▸ **INFORMATION SHOWN**:
● ● ● ● ● ● ●

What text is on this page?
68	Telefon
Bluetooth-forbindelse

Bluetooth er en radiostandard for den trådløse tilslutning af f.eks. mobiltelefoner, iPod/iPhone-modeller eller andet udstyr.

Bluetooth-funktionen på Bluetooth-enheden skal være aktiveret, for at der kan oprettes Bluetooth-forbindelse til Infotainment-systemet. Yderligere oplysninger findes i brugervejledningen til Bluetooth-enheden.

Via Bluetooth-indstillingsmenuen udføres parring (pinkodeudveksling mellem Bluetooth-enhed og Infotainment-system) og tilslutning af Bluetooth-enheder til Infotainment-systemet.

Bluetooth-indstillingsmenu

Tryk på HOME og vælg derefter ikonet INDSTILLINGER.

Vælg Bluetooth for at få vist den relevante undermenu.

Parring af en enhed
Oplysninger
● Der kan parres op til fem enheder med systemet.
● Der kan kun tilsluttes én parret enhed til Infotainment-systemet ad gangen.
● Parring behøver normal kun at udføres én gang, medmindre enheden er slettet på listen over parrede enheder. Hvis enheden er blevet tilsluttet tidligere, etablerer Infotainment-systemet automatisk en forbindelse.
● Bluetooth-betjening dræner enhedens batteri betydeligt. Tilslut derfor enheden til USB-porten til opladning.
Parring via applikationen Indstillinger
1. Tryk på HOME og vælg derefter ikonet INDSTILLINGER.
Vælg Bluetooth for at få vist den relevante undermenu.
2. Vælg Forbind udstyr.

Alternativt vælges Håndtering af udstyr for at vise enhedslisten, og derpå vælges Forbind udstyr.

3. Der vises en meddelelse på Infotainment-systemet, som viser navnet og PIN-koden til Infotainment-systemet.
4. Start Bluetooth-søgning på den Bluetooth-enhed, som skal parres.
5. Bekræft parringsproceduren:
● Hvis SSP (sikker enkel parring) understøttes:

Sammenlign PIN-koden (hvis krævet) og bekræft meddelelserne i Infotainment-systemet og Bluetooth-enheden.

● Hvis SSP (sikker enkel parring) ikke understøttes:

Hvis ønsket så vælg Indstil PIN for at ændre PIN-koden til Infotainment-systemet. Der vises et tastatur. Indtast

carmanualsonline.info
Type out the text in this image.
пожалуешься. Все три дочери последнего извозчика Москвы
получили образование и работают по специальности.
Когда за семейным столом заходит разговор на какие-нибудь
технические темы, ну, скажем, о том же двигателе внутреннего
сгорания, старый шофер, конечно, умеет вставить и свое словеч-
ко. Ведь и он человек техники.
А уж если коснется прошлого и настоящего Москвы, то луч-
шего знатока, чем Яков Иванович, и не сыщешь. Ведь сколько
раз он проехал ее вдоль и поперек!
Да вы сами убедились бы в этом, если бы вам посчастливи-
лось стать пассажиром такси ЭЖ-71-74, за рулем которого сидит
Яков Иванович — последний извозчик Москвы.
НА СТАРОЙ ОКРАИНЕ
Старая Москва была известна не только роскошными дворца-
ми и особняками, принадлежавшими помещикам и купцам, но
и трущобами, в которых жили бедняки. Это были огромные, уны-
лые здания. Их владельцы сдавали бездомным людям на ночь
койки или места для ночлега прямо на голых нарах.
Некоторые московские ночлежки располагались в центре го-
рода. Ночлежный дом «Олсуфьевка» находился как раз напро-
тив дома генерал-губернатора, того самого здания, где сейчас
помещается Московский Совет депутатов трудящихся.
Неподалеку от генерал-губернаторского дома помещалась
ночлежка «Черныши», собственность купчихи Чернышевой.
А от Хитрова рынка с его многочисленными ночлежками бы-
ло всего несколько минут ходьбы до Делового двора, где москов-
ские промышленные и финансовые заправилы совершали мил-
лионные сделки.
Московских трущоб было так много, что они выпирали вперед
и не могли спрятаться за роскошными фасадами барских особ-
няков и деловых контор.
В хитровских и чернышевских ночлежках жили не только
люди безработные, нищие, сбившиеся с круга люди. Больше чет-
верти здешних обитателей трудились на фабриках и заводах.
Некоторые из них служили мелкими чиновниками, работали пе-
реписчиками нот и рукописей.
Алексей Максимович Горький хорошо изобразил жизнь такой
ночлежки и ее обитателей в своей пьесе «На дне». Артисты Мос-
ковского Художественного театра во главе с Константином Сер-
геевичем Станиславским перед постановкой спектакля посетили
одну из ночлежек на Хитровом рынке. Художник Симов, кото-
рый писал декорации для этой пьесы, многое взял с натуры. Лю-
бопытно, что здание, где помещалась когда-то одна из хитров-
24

● ● ● ● ● ● ●

▸ **REQUEST**:
Look over the listing above. Pick out and copy every line that includes "Москвы".

▸ **ANSWER**:
пожалуешься. Все три дочери последнего извозчика Москвы
А уж если коснется прошлого и настоящего Москвы, то луч-
Яков Иванович — последний извозчик Москвы.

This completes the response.